Omit every picture while repeating the entries exactly.
## start
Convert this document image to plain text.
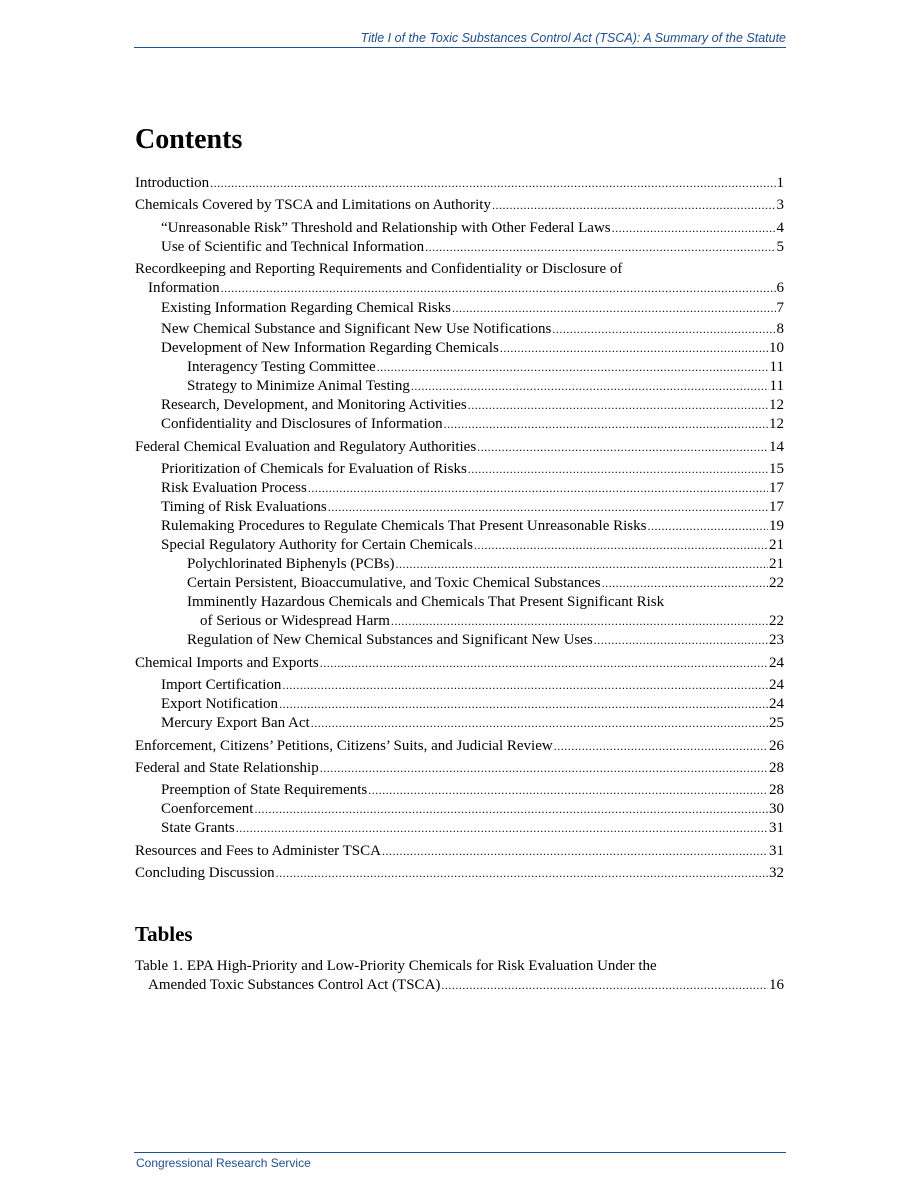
Title I of the Toxic Substances Control Act (TSCA): A Summary of the Statute
Contents
Introduction .....	1
Chemicals Covered by TSCA and Limitations on Authority .....	3
“Unreasonable Risk” Threshold and Relationship with Other Federal Laws .....	4
Use of Scientific and Technical Information .....	5
Recordkeeping and Reporting Requirements and Confidentiality or Disclosure of
Information .....	6
Existing Information Regarding Chemical Risks .....	7
New Chemical Substance and Significant New Use Notifications .....	8
Development of New Information Regarding Chemicals .....	10
Interagency Testing Committee .....	11
Strategy to Minimize Animal Testing .....	11
Research, Development, and Monitoring Activities .....	12
Confidentiality and Disclosures of Information .....	12
Federal Chemical Evaluation and Regulatory Authorities .....	14
Prioritization of Chemicals for Evaluation of Risks .....	15
Risk Evaluation Process .....	17
Timing of Risk Evaluations .....	17
Rulemaking Procedures to Regulate Chemicals That Present Unreasonable Risks .....	19
Special Regulatory Authority for Certain Chemicals .....	21
Polychlorinated Biphenyls (PCBs) .....	21
Certain Persistent, Bioaccumulative, and Toxic Chemical Substances .....	22
Imminently Hazardous Chemicals and Chemicals That Present Significant Risk
of Serious or Widespread Harm .....	22
Regulation of New Chemical Substances and Significant New Uses .....	23
Chemical Imports and Exports .....	24
Import Certification .....	24
Export Notification .....	24
Mercury Export Ban Act .....	25
Enforcement, Citizens’ Petitions, Citizens’ Suits, and Judicial Review .....	26
Federal and State Relationship .....	28
Preemption of State Requirements .....	28
Coenforcement .....	30
State Grants .....	31
Resources and Fees to Administer TSCA .....	31
Concluding Discussion .....	32
Tables
Table 1. EPA High-Priority and Low-Priority Chemicals for Risk Evaluation Under the
Amended Toxic Substances Control Act (TSCA) .....	16
Congressional Research Service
## end
Reply to the task
Convert this document image to plain text.
Title I of the Toxic Substances Control Act (TSCA): A Summary of the Statute
Contents
Introduction .....	1
Chemicals Covered by TSCA and Limitations on Authority .....	3
“Unreasonable Risk” Threshold and Relationship with Other Federal Laws .....	4
Use of Scientific and Technical Information .....	5
Recordkeeping and Reporting Requirements and Confidentiality or Disclosure of
Information .....	6
Existing Information Regarding Chemical Risks .....	7
New Chemical Substance and Significant New Use Notifications .....	8
Development of New Information Regarding Chemicals .....	10
Interagency Testing Committee .....	11
Strategy to Minimize Animal Testing .....	11
Research, Development, and Monitoring Activities .....	12
Confidentiality and Disclosures of Information .....	12
Federal Chemical Evaluation and Regulatory Authorities .....	14
Prioritization of Chemicals for Evaluation of Risks .....	15
Risk Evaluation Process .....	17
Timing of Risk Evaluations .....	17
Rulemaking Procedures to Regulate Chemicals That Present Unreasonable Risks .....	19
Special Regulatory Authority for Certain Chemicals .....	21
Polychlorinated Biphenyls (PCBs) .....	21
Certain Persistent, Bioaccumulative, and Toxic Chemical Substances .....	22
Imminently Hazardous Chemicals and Chemicals That Present Significant Risk
of Serious or Widespread Harm .....	22
Regulation of New Chemical Substances and Significant New Uses .....	23
Chemical Imports and Exports .....	24
Import Certification .....	24
Export Notification .....	24
Mercury Export Ban Act .....	25
Enforcement, Citizens’ Petitions, Citizens’ Suits, and Judicial Review .....	26
Federal and State Relationship .....	28
Preemption of State Requirements .....	28
Coenforcement .....	30
State Grants .....	31
Resources and Fees to Administer TSCA .....	31
Concluding Discussion .....	32
Tables
Table 1. EPA High-Priority and Low-Priority Chemicals for Risk Evaluation Under the
Amended Toxic Substances Control Act (TSCA) .....	16
Congressional Research Service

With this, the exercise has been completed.